REQUEST: From the listing below, pick out each line with the word "平均分配劳动产品".

----- INPUT

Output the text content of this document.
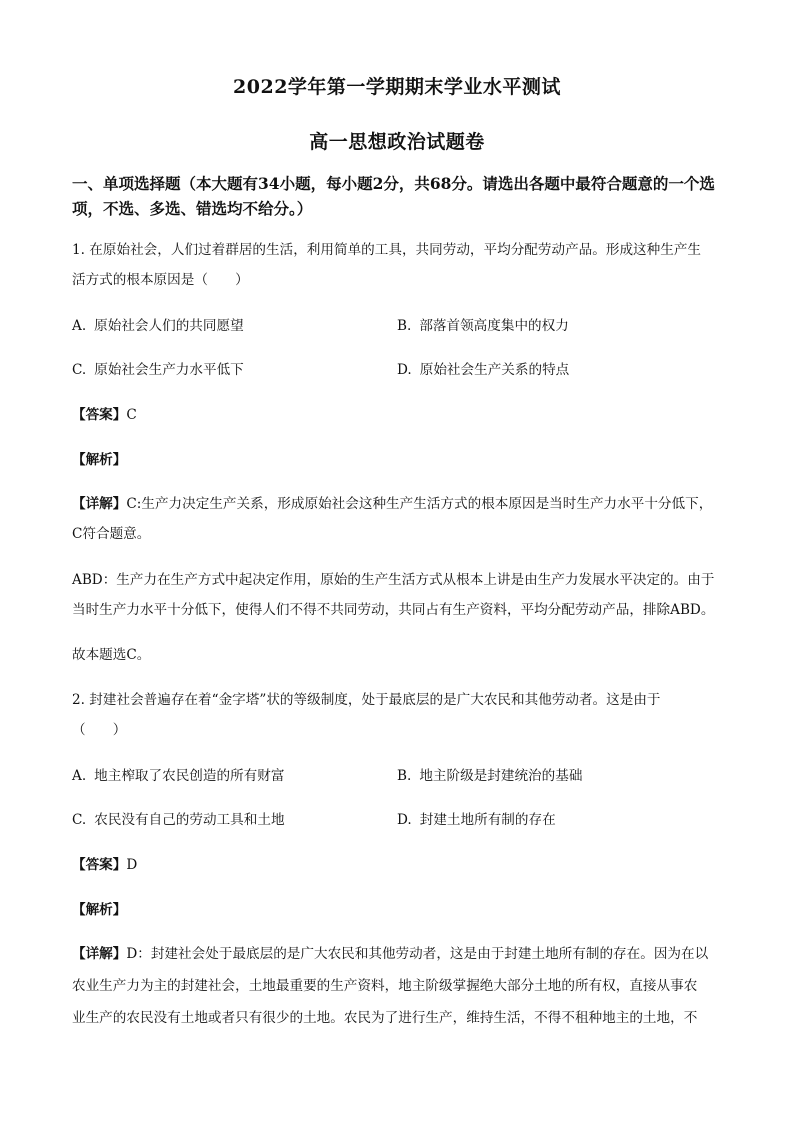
2022学年第一学期期末学业水平测试
高一思想政治试题卷
一、单项选择题（本大题有34小题，每小题2分，共68分。请选出各题中最符合题意的一个选项，不选、多选、错选均不给分。）
1. 在原始社会，人们过着群居的生活，利用简单的工具，共同劳动，平均分配劳动产品。形成这种生产生
活方式的根本原因是（　　）
A. 原始社会人们的共同愿望	B. 部落首领高度集中的权力
C. 原始社会生产力水平低下	D. 原始社会生产关系的特点
【答案】C
【解析】
【详解】C:生产力决定生产关系，形成原始社会这种生产生活方式的根本原因是当时生产力水平十分低下，
C符合题意。
ABD：生产力在生产方式中起决定作用，原始的生产生活方式从根本上讲是由生产力发展水平决定的。由于
当时生产力水平十分低下，使得人们不得不共同劳动，共同占有生产资料，平均分配劳动产品，排除ABD。
故本题选C。
2. 封建社会普遍存在着“金字塔”状的等级制度，处于最底层的是广大农民和其他劳动者。这是由于
（　　）
A. 地主榨取了农民创造的所有财富	B. 地主阶级是封建统治的基础
C. 农民没有自己的劳动工具和土地	D. 封建土地所有制的存在
【答案】D
【解析】
【详解】D：封建社会处于最底层的是广大农民和其他劳动者，这是由于封建土地所有制的存在。因为在以
农业生产力为主的封建社会，土地最重要的生产资料，地主阶级掌握绝大部分土地的所有权，直接从事农
业生产的农民没有土地或者只有很少的土地。农民为了进行生产，维持生活，不得不租种地主的土地，不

----------

FULL ANSWER:
1. 在原始社会，人们过着群居的生活，利用简单的工具，共同劳动，平均分配劳动产品。形成这种生产生
当时生产力水平十分低下，使得人们不得不共同劳动，共同占有生产资料，平均分配劳动产品，排除ABD。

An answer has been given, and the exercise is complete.